What do the lines say from the one containing "Extract all readable text from this page." to the end of the records? Restate them word for word, and only those.

───── Material for this task

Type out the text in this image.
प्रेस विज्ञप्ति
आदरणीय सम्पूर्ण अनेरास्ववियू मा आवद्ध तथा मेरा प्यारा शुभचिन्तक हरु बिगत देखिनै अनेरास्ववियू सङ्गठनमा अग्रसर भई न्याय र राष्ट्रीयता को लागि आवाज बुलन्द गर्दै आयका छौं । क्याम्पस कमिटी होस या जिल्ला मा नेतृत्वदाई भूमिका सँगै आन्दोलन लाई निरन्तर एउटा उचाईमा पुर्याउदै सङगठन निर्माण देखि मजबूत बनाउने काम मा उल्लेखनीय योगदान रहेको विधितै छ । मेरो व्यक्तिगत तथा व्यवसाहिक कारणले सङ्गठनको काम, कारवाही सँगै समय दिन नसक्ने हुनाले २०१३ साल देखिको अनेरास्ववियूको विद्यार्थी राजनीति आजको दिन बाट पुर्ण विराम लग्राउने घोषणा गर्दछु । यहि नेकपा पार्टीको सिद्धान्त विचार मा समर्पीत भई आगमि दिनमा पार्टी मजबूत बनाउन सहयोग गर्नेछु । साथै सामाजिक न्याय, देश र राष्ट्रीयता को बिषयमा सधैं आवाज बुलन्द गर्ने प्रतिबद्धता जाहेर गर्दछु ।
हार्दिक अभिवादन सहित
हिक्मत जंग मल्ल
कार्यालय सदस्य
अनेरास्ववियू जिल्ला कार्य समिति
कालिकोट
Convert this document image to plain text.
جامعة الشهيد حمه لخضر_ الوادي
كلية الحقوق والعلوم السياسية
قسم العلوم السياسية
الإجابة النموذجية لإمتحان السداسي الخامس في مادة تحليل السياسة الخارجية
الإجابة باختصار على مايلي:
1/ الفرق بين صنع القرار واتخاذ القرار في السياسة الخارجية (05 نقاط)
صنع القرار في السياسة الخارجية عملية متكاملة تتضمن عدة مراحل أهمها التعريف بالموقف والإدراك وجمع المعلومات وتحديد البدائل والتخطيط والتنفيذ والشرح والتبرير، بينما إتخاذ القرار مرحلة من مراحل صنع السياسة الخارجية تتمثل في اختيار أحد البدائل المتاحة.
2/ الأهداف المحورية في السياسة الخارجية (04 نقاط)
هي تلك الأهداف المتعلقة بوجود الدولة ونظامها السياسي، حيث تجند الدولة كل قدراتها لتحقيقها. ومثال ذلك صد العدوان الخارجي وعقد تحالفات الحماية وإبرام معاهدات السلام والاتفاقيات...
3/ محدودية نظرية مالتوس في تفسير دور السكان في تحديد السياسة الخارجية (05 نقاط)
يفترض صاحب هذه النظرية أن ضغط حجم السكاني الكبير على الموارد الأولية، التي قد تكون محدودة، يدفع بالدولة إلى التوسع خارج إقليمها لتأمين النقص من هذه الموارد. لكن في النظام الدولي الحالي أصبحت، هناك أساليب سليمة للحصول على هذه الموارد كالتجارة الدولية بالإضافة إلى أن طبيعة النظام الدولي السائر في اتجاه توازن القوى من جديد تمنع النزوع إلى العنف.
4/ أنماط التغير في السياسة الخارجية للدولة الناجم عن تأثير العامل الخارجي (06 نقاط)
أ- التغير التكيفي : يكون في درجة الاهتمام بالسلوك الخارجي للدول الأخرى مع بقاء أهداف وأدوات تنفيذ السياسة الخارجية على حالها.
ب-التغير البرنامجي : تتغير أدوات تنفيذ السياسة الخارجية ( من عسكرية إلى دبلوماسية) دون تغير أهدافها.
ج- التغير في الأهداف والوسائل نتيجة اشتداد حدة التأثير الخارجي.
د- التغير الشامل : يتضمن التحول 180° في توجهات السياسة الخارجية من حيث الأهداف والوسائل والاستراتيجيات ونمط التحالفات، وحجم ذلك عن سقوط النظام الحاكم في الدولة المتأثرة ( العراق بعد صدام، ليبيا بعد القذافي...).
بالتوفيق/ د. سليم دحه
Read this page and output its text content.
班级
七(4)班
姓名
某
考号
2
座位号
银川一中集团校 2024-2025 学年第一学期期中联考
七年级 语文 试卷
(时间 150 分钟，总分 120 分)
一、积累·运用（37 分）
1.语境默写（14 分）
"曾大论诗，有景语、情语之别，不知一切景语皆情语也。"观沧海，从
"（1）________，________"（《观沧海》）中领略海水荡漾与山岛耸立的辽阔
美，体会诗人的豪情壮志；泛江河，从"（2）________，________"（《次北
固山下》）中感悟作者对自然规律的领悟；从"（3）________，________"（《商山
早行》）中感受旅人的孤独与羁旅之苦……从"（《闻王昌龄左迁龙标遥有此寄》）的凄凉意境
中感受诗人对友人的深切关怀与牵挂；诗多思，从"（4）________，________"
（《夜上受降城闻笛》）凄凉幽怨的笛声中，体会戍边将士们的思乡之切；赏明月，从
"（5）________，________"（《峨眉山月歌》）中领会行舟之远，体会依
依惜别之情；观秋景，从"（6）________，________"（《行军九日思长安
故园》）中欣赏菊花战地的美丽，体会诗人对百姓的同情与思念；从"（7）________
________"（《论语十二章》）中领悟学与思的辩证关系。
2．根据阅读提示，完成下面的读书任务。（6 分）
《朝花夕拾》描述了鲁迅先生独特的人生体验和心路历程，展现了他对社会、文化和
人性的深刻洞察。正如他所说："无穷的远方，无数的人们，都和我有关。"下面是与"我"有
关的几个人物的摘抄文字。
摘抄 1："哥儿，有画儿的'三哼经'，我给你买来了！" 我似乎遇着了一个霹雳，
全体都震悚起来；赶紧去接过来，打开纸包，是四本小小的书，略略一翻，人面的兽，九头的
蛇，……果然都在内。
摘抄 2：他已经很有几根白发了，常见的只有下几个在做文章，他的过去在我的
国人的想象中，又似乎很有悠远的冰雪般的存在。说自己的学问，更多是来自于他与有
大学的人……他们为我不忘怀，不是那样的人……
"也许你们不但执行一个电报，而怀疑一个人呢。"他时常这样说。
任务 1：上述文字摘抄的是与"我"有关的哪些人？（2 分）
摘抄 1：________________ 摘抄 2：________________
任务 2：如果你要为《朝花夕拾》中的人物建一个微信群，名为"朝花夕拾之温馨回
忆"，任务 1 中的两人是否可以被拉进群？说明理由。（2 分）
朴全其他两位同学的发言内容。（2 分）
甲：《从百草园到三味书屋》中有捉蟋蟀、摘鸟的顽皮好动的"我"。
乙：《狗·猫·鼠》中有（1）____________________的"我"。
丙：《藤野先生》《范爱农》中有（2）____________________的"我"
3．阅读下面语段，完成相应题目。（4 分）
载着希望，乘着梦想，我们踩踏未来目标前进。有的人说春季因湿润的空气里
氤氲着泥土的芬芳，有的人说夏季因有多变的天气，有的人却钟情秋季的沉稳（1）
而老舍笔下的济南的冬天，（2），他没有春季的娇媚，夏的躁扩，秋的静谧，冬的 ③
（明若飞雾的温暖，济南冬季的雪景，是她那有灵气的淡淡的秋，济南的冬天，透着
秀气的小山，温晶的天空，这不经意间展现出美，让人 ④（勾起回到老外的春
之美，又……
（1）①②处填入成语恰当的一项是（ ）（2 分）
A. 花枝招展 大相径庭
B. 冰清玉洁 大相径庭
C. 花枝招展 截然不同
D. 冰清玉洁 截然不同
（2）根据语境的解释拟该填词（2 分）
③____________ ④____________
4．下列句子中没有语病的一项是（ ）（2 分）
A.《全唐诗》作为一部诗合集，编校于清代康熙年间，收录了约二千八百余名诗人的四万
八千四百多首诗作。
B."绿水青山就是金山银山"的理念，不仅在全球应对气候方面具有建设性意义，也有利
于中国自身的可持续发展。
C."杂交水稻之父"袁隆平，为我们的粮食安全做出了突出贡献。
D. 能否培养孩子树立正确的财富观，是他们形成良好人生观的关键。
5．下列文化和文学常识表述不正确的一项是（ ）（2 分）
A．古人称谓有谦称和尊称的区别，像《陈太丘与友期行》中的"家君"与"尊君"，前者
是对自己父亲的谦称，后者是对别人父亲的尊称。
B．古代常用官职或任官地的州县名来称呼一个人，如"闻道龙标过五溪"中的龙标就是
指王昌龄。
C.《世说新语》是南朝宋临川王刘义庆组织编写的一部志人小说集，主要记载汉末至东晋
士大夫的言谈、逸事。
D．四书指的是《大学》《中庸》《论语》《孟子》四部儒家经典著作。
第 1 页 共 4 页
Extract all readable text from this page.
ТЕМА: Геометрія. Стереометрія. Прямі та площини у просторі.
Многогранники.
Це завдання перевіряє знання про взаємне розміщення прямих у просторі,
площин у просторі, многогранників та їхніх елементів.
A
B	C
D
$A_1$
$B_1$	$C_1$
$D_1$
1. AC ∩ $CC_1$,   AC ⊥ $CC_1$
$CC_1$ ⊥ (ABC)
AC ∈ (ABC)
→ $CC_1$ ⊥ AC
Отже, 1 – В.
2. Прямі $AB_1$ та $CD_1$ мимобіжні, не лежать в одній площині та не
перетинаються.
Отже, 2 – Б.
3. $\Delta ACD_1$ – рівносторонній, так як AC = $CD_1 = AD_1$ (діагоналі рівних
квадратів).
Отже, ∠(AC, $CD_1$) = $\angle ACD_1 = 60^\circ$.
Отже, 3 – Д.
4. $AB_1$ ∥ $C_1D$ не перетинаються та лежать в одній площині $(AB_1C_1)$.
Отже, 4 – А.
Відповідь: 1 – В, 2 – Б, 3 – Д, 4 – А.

──────────

▶ Exercise response:
Extract all readable text from this page.
ТЕМА: Геометрія. Стереометрія. Прямі та площини у просторі.
Многогранники.
Це завдання перевіряє знання про взаємне розміщення прямих у просторі,
площин у просторі, многогранників та їхніх елементів.
A
B	C
D
$A_1$
$B_1$	$C_1$
$D_1$
1. AC ∩ $CC_1$,   AC ⊥ $CC_1$
$CC_1$ ⊥ (ABC)
AC ∈ (ABC)
→ $CC_1$ ⊥ AC
Отже, 1 – В.
2. Прямі $AB_1$ та $CD_1$ мимобіжні, не лежать в одній площині та не
перетинаються.
Отже, 2 – Б.
3. $\Delta ACD_1$ – рівносторонній, так як AC = $CD_1 = AD_1$ (діагоналі рівних
квадратів).
Отже, ∠(AC, $CD_1$) = $\angle ACD_1 = 60^\circ$.
Отже, 3 – Д.
4. $AB_1$ ∥ $C_1D$ не перетинаються та лежать в одній площині $(AB_1C_1)$.
Отже, 4 – А.
Відповідь: 1 – В, 2 – Б, 3 – Д, 4 – А.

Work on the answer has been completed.